---------- INPUT RECORDS

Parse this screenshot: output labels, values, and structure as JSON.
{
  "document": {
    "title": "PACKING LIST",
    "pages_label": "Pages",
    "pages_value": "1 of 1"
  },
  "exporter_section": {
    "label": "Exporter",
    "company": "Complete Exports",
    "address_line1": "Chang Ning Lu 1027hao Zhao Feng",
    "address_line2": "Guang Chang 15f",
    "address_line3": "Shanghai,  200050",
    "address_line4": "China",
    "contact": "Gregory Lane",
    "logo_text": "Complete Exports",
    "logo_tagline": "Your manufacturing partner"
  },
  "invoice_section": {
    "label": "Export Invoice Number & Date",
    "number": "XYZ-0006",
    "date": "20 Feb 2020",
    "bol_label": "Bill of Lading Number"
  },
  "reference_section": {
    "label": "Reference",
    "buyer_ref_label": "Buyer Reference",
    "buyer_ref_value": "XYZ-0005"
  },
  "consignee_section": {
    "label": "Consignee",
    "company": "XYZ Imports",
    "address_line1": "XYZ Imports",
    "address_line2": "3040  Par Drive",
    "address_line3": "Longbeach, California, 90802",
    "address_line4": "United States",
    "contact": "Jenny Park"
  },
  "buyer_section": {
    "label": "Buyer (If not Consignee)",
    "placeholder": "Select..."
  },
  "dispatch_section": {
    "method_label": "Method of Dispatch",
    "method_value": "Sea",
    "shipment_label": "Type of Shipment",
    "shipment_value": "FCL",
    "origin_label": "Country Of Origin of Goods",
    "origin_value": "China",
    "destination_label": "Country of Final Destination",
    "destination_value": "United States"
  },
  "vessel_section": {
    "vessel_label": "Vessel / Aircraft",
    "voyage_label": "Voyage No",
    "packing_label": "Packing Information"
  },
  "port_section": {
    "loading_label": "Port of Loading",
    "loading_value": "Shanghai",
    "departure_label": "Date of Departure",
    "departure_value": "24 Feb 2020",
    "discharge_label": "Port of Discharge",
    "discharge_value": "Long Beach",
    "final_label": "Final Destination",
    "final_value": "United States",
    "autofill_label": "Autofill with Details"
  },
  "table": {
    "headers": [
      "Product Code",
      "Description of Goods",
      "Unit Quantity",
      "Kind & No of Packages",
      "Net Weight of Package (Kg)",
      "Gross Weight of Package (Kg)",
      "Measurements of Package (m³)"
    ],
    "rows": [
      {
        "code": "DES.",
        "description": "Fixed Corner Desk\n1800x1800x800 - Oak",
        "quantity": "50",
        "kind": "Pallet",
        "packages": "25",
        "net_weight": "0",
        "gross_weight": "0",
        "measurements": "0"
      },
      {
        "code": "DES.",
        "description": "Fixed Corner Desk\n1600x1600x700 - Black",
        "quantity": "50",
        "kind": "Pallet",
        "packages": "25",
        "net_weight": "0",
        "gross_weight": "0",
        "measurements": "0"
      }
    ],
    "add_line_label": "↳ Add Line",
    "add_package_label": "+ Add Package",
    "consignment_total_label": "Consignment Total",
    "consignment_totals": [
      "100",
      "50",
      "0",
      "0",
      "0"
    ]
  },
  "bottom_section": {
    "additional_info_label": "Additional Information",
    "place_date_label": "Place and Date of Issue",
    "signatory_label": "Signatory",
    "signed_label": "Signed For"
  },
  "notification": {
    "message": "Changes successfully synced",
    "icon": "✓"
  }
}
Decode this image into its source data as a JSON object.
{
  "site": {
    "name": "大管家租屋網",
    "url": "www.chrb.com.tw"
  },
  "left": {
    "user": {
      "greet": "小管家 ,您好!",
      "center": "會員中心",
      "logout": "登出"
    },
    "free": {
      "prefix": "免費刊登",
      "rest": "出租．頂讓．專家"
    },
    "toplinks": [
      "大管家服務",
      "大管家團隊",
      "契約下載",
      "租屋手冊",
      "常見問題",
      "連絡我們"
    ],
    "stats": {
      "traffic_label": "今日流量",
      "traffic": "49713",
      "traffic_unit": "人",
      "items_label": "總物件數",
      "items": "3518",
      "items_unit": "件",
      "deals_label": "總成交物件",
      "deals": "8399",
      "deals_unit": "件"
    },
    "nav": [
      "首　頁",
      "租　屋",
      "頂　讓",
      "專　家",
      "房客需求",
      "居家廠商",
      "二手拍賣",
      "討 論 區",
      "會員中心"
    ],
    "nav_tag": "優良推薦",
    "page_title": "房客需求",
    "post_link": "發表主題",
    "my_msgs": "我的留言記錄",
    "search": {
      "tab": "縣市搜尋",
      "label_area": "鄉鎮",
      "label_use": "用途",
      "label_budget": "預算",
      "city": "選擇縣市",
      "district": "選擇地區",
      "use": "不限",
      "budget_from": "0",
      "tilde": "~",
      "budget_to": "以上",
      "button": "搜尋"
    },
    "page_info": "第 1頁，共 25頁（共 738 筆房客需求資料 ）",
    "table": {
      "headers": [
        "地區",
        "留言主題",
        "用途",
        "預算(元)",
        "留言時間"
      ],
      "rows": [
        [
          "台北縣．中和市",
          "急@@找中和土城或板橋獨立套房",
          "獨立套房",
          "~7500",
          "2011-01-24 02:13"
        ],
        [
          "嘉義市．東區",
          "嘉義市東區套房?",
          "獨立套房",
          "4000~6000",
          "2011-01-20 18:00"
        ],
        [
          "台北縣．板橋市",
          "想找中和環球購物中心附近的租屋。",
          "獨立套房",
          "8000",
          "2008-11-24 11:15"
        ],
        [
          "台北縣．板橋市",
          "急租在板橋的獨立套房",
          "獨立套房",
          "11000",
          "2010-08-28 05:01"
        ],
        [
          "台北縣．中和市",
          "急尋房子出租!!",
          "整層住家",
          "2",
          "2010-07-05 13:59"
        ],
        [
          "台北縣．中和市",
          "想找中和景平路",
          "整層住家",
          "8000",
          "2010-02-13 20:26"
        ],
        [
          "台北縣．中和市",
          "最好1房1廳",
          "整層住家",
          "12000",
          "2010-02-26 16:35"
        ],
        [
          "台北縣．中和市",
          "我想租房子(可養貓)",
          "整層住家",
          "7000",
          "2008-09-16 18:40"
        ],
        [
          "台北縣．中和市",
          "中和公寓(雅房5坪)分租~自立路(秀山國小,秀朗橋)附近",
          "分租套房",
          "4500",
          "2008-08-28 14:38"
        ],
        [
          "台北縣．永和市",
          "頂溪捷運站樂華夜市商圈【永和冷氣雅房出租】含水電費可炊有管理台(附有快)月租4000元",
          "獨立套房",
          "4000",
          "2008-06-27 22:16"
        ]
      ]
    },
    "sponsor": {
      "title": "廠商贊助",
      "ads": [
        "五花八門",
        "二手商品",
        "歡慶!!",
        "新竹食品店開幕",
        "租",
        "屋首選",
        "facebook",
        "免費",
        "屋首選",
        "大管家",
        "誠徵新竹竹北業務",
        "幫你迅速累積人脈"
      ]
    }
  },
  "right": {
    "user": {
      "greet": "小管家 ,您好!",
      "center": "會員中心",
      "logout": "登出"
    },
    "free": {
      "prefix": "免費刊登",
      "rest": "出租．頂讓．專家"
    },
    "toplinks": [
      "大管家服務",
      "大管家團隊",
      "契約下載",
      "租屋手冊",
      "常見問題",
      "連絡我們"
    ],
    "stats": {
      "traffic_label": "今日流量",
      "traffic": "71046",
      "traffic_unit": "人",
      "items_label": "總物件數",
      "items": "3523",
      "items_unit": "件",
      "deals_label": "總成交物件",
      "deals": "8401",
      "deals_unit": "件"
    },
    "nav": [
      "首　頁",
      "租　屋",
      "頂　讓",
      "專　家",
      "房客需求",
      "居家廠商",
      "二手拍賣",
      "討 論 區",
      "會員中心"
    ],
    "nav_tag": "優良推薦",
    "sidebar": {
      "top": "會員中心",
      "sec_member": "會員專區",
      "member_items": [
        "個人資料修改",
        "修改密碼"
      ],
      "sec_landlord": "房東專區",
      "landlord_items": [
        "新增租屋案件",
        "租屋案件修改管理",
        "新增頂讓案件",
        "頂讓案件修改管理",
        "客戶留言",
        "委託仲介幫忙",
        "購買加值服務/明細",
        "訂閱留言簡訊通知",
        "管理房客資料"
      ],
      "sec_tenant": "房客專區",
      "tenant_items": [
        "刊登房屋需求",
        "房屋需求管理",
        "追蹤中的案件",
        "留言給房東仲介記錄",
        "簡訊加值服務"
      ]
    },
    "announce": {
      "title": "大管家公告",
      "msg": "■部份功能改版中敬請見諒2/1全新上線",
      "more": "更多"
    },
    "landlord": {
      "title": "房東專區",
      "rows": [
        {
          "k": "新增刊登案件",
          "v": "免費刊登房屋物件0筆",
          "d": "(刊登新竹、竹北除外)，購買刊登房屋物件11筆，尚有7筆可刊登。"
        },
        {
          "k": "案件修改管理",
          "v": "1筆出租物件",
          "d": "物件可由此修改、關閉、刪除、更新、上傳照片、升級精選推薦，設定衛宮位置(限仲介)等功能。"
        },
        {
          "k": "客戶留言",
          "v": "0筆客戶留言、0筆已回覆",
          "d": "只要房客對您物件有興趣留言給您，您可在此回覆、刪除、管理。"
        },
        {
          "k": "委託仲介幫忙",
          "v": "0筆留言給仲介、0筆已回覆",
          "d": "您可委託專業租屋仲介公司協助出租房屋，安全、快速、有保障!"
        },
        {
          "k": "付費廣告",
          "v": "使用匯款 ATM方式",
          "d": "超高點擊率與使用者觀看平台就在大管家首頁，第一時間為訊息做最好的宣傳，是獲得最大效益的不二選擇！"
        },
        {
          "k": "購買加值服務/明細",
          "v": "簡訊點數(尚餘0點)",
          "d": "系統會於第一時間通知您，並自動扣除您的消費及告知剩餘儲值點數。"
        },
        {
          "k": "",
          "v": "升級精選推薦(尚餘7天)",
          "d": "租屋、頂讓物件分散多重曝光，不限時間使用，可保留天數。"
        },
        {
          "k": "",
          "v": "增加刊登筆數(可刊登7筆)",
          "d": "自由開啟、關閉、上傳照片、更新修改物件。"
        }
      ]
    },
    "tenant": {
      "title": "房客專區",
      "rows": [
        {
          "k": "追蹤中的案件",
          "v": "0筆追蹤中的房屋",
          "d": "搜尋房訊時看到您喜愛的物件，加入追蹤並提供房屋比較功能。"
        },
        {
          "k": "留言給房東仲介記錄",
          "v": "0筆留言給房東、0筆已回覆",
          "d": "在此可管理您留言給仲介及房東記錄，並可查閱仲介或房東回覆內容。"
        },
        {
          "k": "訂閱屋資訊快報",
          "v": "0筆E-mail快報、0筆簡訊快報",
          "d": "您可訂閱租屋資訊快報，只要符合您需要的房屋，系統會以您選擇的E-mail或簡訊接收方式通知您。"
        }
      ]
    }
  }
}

--------------------

• **WHAT YOU ARE ASKED TO DO**: List all lines above in which the string "Imports" appears.

• **FINISHED TASK**:
    "company": "XYZ Imports",
    "address_line1": "XYZ Imports",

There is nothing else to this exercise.